**SUPPLIED DATA:**
——

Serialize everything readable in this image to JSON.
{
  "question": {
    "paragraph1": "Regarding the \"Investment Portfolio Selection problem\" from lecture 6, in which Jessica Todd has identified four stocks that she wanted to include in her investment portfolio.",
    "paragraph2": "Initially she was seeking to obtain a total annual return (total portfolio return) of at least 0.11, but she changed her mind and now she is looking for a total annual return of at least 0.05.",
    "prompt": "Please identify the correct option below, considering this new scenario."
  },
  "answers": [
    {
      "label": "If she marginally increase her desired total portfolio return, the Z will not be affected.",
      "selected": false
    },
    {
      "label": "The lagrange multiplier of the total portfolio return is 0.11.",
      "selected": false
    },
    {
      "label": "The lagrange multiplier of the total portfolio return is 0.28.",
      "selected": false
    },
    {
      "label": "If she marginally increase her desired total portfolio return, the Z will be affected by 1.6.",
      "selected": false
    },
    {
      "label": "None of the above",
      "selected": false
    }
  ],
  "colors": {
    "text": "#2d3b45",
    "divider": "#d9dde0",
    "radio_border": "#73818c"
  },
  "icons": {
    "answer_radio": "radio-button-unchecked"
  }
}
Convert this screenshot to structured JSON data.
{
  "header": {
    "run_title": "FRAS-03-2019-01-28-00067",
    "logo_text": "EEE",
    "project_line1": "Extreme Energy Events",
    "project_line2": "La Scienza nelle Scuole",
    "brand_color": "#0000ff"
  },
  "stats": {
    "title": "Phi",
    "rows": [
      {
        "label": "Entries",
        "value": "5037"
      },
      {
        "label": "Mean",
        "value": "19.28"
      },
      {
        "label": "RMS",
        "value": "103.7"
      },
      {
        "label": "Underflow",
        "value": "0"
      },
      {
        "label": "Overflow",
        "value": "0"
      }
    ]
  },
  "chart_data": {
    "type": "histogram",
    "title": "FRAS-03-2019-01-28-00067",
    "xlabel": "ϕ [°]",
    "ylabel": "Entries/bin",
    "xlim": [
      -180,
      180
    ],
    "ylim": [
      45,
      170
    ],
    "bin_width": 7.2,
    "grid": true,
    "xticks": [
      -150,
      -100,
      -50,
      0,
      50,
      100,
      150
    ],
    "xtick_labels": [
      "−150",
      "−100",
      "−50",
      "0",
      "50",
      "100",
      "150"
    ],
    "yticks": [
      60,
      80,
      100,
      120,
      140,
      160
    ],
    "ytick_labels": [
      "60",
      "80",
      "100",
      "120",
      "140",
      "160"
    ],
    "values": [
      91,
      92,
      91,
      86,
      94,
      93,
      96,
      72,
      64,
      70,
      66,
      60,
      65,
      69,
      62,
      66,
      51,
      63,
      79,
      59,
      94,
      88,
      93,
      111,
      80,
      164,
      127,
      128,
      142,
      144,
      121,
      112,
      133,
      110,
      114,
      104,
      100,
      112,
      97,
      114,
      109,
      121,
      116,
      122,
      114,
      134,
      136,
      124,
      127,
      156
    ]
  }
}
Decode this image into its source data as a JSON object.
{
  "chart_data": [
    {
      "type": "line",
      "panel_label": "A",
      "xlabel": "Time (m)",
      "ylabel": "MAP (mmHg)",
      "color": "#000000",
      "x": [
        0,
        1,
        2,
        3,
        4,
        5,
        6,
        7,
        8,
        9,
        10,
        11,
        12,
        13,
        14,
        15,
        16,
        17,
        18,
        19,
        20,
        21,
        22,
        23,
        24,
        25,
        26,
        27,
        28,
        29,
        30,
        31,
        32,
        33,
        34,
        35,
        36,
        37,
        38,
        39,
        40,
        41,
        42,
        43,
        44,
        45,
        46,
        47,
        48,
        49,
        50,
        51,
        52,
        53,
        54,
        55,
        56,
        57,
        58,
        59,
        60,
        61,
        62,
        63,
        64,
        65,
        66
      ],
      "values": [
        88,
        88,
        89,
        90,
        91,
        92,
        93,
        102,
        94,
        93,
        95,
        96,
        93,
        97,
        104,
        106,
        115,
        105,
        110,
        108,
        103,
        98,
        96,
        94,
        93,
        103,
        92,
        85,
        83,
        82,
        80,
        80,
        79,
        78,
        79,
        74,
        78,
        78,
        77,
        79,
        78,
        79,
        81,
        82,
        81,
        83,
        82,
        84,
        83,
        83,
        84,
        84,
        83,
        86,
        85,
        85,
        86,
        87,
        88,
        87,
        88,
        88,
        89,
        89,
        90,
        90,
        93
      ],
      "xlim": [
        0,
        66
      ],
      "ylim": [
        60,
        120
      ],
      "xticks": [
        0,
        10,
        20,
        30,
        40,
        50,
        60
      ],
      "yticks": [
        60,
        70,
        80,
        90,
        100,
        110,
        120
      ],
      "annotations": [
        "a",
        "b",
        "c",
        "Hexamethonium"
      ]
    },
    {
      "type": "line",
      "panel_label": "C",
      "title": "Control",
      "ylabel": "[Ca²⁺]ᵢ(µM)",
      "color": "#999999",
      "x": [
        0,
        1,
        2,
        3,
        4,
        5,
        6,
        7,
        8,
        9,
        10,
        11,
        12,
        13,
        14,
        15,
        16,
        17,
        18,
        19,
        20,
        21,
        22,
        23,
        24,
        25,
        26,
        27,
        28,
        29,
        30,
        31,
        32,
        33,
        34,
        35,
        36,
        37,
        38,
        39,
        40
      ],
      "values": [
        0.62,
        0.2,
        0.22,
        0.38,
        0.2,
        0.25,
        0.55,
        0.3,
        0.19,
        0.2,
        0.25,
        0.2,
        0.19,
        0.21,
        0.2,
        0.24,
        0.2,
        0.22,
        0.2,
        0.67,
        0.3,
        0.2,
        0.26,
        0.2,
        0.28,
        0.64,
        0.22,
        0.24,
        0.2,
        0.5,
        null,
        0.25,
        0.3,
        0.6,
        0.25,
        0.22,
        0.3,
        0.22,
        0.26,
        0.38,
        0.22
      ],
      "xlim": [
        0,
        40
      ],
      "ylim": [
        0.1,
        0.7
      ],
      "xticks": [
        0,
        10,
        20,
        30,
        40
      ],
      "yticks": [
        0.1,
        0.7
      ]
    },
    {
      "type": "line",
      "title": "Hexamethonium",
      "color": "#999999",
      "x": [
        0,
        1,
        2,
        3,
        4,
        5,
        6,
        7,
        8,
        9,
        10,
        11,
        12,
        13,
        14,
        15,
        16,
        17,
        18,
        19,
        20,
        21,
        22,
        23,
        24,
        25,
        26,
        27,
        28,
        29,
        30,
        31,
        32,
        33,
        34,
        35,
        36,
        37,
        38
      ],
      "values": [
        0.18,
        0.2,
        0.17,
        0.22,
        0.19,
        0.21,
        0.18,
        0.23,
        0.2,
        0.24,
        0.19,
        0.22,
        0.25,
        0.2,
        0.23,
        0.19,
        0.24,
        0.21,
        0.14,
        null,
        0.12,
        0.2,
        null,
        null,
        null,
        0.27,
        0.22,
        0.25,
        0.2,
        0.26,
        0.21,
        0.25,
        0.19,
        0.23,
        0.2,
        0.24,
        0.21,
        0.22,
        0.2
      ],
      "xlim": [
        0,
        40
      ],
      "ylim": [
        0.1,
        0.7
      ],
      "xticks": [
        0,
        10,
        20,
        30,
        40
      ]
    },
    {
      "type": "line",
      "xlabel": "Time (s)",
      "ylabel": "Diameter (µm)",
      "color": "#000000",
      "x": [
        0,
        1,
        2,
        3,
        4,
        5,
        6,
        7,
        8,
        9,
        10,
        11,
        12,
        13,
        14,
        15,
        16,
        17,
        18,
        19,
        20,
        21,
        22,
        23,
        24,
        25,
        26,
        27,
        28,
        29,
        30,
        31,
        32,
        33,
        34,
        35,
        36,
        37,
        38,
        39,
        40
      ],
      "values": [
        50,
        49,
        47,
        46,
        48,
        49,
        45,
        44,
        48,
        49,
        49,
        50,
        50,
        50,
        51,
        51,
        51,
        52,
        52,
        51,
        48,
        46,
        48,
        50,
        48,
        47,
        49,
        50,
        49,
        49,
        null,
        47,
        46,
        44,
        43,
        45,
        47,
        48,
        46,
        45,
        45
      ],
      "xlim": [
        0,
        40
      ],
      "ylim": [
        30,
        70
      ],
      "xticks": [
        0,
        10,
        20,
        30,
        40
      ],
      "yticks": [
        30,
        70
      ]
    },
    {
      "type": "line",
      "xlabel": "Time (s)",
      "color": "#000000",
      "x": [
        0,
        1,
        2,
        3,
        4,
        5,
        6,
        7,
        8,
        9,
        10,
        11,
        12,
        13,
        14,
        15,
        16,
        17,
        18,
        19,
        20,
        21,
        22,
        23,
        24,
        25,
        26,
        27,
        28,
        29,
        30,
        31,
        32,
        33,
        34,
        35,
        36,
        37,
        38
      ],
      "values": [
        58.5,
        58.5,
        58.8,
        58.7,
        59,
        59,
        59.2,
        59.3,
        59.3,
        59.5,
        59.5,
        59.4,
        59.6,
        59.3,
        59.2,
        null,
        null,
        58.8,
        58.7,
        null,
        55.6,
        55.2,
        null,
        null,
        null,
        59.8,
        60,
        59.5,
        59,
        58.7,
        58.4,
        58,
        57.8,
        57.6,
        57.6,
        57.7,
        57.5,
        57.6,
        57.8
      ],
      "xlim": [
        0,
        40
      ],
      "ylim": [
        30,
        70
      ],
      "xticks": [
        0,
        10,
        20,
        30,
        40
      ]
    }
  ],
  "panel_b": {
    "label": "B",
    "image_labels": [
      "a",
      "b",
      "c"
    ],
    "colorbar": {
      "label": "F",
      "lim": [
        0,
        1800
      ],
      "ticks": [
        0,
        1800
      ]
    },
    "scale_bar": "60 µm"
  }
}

——

**EXERCISE:**
In the data above, how many lines contain the string "total"? Answer with the number only.

**IN RESPONSE:**
5